今回はフィンランドが誇る建築家、アルヴァ・アアルト(Alvar Aalto)とその妻、アイノ・アアルト(Aino Aalto)の功績などを解説していきたいと思います。
彼らは20世紀のデザインと建築に多大な影響を与えた夫妻です。
アアルト夫婦
アルヴァとアイノ・アアルトは、フィンランドの建築とデザイン界で最も尊敬される夫婦です。
彼らは共にヘルシンキ工科大学で建築を学び、1924年に結婚しました。
以降、二人は多くのプロジェクトで協力し、建築やインテリアデザイン、家具デザインにおいて数々の革新的な作品を生み出しました。
アルヴァは主に建築全般を担当し、アイノはインテリアや家具デザインに重点を置くことで、互いに補完し合いながら数々の名作を生み出しました。
アルヴァ・アアルト:革新的な建築家
アルヴァ・アアルトは、1898年にフィンランドのクオルタネで生まれました。
彼はヘルシンキ工科大学で建築を学び、1920年代から活動を開始し、彼の建築は、自然との調和を重視し、木材やガラスといった自然素材を多用することでよく知られています。
例えば、彼の代表作にはフィンランドのパイミオ・サナトリウムやフィンランディア・ホールがあります。

----

[課題]:
記事の「彼らは共にヘルシンキ工科大学で建築を学び、1924年に結婚しました。」から「ンディア・ホールがあります。」までの箇所を、「名作」を「傑作」に変えて書き出してください。 項目は記事とは別個の資料です。

----

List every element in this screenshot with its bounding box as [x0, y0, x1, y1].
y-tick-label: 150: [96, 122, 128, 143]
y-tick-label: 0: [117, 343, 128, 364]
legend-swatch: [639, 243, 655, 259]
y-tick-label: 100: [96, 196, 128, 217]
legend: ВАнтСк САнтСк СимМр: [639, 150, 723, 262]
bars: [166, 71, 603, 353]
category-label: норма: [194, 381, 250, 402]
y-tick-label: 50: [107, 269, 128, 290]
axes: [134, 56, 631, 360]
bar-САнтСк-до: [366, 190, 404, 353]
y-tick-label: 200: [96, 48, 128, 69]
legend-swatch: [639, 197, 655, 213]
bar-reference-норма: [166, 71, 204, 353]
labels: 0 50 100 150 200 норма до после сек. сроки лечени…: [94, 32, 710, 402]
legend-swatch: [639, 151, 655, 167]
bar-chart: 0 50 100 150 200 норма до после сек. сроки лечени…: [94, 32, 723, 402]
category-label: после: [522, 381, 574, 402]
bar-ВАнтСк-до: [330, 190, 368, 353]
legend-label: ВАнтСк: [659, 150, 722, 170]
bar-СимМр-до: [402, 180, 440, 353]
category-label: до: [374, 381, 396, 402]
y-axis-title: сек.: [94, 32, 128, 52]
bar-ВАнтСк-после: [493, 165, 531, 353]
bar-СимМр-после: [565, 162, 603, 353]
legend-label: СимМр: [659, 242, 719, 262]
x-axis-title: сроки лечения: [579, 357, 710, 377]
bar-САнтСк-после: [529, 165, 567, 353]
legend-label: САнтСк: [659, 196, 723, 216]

----

[解答]:
彼らは共にヘルシンキ工科大学で建築を学び、1924年に結婚しました。
以降、二人は多くのプロジェクトで協力し、建築やインテリアデザイン、家具デザインにおいて数々の革新的な作品を生み出しました。
アルヴァは主に建築全般を担当し、アイノはインテリアや家具デザインに重点を置くことで、互いに補完し合いながら数々の傑作を生み出しました。
アルヴァ・アアルト:革新的な建築家
アルヴァ・アアルトは、1898年にフィンランドのクオルタネで生まれました。
彼はヘルシンキ工科大学で建築を学び、1920年代から活動を開始し、彼の建築は、自然との調和を重視し、木材やガラスといった自然素材を多用することでよく知られています。
例えば、彼の代表作にはフィンランドのパイミオ・サナトリウムやフィンランディア・ホールがあります。